= Request =
Quote the records in full and leave their pictures out.

= The input =

— BEGIN —

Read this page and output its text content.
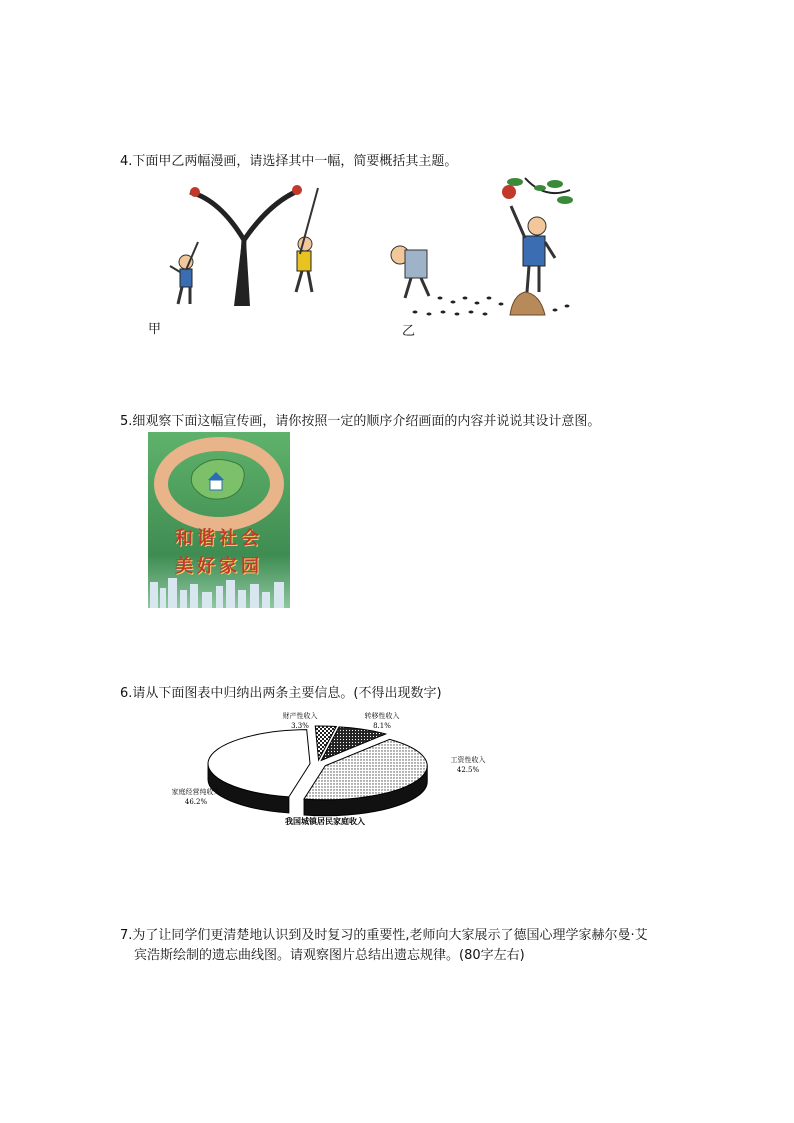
4.下面甲乙两幅漫画，请选择其中一幅，简要概括其主题。
甲	乙
5.细观察下面这幅宣传画，请你按照一定的顺序介绍画面的内容并说说其设计意图。
和谐社会
美好家园
6.请从下面图表中归纳出两条主要信息。(不得出现数字)
财产性收入
3.3%
转移性收入
8.1%
工资性收入
42.5%
家庭经营纯收入
46.2%
我国城镇居民家庭收入
7.为了让同学们更清楚地认识到及时复习的重要性,老师向大家展示了德国心理学家赫尔曼·艾
宾浩斯绘制的遗忘曲线图。请观察图片总结出遗忘规律。(80字左右)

— END —

= Correct output =
Read this page and output its text content.
4.下面甲乙两幅漫画，请选择其中一幅，简要概括其主题。
甲	乙
5.细观察下面这幅宣传画，请你按照一定的顺序介绍画面的内容并说说其设计意图。
和谐社会
美好家园
6.请从下面图表中归纳出两条主要信息。(不得出现数字)
财产性收入
3.3%
转移性收入
8.1%
工资性收入
42.5%
家庭经营纯收入
46.2%
我国城镇居民家庭收入
7.为了让同学们更清楚地认识到及时复习的重要性,老师向大家展示了德国心理学家赫尔曼·艾
宾浩斯绘制的遗忘曲线图。请观察图片总结出遗忘规律。(80字左右)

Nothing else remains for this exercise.